- **STATED PROBLEM**: Write the records out again exactly, leaving no images in.

- **RECORDS FOR THIS EXERCISE**:
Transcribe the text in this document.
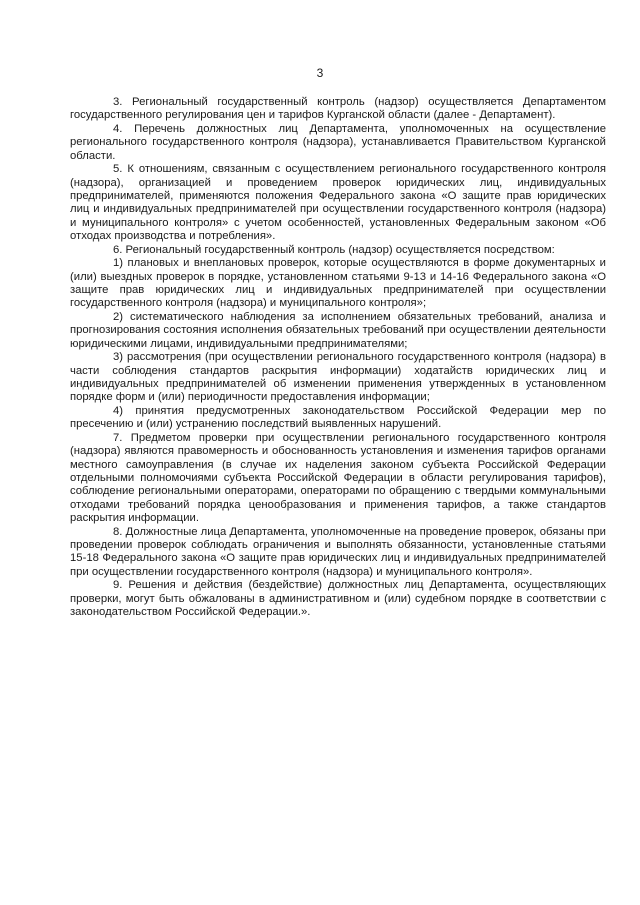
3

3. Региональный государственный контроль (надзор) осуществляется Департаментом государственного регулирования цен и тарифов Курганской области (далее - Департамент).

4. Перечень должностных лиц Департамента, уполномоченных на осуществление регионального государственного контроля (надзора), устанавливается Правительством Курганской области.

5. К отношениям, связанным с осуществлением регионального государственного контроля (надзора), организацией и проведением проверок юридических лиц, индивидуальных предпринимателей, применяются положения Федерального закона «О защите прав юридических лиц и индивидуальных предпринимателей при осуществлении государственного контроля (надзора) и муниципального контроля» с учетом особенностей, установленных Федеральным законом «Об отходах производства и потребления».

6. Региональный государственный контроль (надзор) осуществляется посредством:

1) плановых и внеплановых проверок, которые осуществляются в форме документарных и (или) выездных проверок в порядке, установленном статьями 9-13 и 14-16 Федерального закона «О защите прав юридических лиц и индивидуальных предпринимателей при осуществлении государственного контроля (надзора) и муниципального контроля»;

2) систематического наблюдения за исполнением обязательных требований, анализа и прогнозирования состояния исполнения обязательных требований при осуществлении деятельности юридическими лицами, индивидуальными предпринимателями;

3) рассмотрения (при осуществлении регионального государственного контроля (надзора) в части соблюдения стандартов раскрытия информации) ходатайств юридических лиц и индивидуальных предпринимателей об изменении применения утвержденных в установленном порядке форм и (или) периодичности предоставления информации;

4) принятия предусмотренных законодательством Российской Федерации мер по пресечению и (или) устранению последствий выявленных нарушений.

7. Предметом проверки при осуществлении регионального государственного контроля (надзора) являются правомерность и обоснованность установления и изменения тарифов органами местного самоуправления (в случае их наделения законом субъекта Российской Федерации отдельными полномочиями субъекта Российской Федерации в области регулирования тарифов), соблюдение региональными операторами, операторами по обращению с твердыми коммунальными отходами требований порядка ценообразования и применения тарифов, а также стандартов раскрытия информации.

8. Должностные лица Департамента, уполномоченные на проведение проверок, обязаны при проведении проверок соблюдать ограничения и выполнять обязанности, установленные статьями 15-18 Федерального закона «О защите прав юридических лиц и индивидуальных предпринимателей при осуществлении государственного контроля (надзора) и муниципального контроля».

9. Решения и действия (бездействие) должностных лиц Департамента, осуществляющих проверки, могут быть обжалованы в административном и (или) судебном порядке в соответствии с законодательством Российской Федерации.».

- **THE SOLUTION**:
Transcribe the text in this document.
3

3. Региональный государственный контроль (надзор) осуществляется Департаментом государственного регулирования цен и тарифов Курганской области (далее - Департамент).

4. Перечень должностных лиц Департамента, уполномоченных на осуществление регионального государственного контроля (надзора), устанавливается Правительством Курганской области.

5. К отношениям, связанным с осуществлением регионального государственного контроля (надзора), организацией и проведением проверок юридических лиц, индивидуальных предпринимателей, применяются положения Федерального закона «О защите прав юридических лиц и индивидуальных предпринимателей при осуществлении государственного контроля (надзора) и муниципального контроля» с учетом особенностей, установленных Федеральным законом «Об отходах производства и потребления».

6. Региональный государственный контроль (надзор) осуществляется посредством:

1) плановых и внеплановых проверок, которые осуществляются в форме документарных и (или) выездных проверок в порядке, установленном статьями 9-13 и 14-16 Федерального закона «О защите прав юридических лиц и индивидуальных предпринимателей при осуществлении государственного контроля (надзора) и муниципального контроля»;

2) систематического наблюдения за исполнением обязательных требований, анализа и прогнозирования состояния исполнения обязательных требований при осуществлении деятельности юридическими лицами, индивидуальными предпринимателями;

3) рассмотрения (при осуществлении регионального государственного контроля (надзора) в части соблюдения стандартов раскрытия информации) ходатайств юридических лиц и индивидуальных предпринимателей об изменении применения утвержденных в установленном порядке форм и (или) периодичности предоставления информации;

4) принятия предусмотренных законодательством Российской Федерации мер по пресечению и (или) устранению последствий выявленных нарушений.

7. Предметом проверки при осуществлении регионального государственного контроля (надзора) являются правомерность и обоснованность установления и изменения тарифов органами местного самоуправления (в случае их наделения законом субъекта Российской Федерации отдельными полномочиями субъекта Российской Федерации в области регулирования тарифов), соблюдение региональными операторами, операторами по обращению с твердыми коммунальными отходами требований порядка ценообразования и применения тарифов, а также стандартов раскрытия информации.

8. Должностные лица Департамента, уполномоченные на проведение проверок, обязаны при проведении проверок соблюдать ограничения и выполнять обязанности, установленные статьями 15-18 Федерального закона «О защите прав юридических лиц и индивидуальных предпринимателей при осуществлении государственного контроля (надзора) и муниципального контроля».

9. Решения и действия (бездействие) должностных лиц Департамента, осуществляющих проверки, могут быть обжалованы в административном и (или) судебном порядке в соответствии с законодательством Российской Федерации.».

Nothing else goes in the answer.